> **SUPPLIED INFORMATION**:

★ ★ ★ ★ ★ ★ ★

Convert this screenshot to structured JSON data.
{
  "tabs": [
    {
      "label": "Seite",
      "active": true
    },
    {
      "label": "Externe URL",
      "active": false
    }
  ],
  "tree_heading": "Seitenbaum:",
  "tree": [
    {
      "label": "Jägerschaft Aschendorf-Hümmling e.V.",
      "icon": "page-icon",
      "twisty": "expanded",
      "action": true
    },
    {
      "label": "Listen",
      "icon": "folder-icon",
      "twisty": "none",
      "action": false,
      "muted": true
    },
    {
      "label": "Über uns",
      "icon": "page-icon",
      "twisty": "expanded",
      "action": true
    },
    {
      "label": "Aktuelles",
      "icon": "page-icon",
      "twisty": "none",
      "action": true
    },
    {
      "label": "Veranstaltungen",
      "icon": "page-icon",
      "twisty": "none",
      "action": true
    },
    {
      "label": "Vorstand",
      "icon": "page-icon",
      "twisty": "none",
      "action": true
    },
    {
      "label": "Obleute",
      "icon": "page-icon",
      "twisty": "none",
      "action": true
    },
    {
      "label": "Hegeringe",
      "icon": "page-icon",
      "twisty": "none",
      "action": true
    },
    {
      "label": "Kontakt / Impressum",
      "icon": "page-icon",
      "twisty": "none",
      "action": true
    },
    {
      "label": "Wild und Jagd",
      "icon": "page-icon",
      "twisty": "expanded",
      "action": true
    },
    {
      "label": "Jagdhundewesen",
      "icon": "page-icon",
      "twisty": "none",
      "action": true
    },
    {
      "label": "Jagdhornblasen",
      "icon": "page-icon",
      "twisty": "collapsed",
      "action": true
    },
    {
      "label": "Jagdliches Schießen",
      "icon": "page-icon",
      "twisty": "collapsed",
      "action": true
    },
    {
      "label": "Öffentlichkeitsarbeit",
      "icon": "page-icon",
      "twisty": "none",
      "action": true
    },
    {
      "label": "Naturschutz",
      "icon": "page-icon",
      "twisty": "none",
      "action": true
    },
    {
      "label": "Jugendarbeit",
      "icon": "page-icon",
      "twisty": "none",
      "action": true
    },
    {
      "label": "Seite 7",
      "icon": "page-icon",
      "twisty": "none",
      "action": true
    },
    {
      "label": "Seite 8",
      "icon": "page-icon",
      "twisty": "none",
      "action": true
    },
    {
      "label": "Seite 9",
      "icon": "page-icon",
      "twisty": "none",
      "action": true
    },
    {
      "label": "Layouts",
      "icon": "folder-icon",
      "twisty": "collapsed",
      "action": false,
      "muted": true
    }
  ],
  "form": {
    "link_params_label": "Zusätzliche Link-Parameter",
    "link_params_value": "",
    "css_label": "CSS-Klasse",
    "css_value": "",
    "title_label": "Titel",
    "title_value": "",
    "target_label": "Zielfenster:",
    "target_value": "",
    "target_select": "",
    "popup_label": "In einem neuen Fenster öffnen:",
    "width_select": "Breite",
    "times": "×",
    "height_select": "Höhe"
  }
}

★ ★ ★ ★ ★ ★ ★

> **JOB**:
Repeat back the data above, exact to the last character.

> **RESPONSE TO THE TASK**:
Convert this screenshot to structured JSON data.
{
  "tabs": [
    {
      "label": "Seite",
      "active": true
    },
    {
      "label": "Externe URL",
      "active": false
    }
  ],
  "tree_heading": "Seitenbaum:",
  "tree": [
    {
      "label": "Jägerschaft Aschendorf-Hümmling e.V.",
      "icon": "page-icon",
      "twisty": "expanded",
      "action": true
    },
    {
      "label": "Listen",
      "icon": "folder-icon",
      "twisty": "none",
      "action": false,
      "muted": true
    },
    {
      "label": "Über uns",
      "icon": "page-icon",
      "twisty": "expanded",
      "action": true
    },
    {
      "label": "Aktuelles",
      "icon": "page-icon",
      "twisty": "none",
      "action": true
    },
    {
      "label": "Veranstaltungen",
      "icon": "page-icon",
      "twisty": "none",
      "action": true
    },
    {
      "label": "Vorstand",
      "icon": "page-icon",
      "twisty": "none",
      "action": true
    },
    {
      "label": "Obleute",
      "icon": "page-icon",
      "twisty": "none",
      "action": true
    },
    {
      "label": "Hegeringe",
      "icon": "page-icon",
      "twisty": "none",
      "action": true
    },
    {
      "label": "Kontakt / Impressum",
      "icon": "page-icon",
      "twisty": "none",
      "action": true
    },
    {
      "label": "Wild und Jagd",
      "icon": "page-icon",
      "twisty": "expanded",
      "action": true
    },
    {
      "label": "Jagdhundewesen",
      "icon": "page-icon",
      "twisty": "none",
      "action": true
    },
    {
      "label": "Jagdhornblasen",
      "icon": "page-icon",
      "twisty": "collapsed",
      "action": true
    },
    {
      "label": "Jagdliches Schießen",
      "icon": "page-icon",
      "twisty": "collapsed",
      "action": true
    },
    {
      "label": "Öffentlichkeitsarbeit",
      "icon": "page-icon",
      "twisty": "none",
      "action": true
    },
    {
      "label": "Naturschutz",
      "icon": "page-icon",
      "twisty": "none",
      "action": true
    },
    {
      "label": "Jugendarbeit",
      "icon": "page-icon",
      "twisty": "none",
      "action": true
    },
    {
      "label": "Seite 7",
      "icon": "page-icon",
      "twisty": "none",
      "action": true
    },
    {
      "label": "Seite 8",
      "icon": "page-icon",
      "twisty": "none",
      "action": true
    },
    {
      "label": "Seite 9",
      "icon": "page-icon",
      "twisty": "none",
      "action": true
    },
    {
      "label": "Layouts",
      "icon": "folder-icon",
      "twisty": "collapsed",
      "action": false,
      "muted": true
    }
  ],
  "form": {
    "link_params_label": "Zusätzliche Link-Parameter",
    "link_params_value": "",
    "css_label": "CSS-Klasse",
    "css_value": "",
    "title_label": "Titel",
    "title_value": "",
    "target_label": "Zielfenster:",
    "target_value": "",
    "target_select": "",
    "popup_label": "In einem neuen Fenster öffnen:",
    "width_select": "Breite",
    "times": "×",
    "height_select": "Höhe"
  }
}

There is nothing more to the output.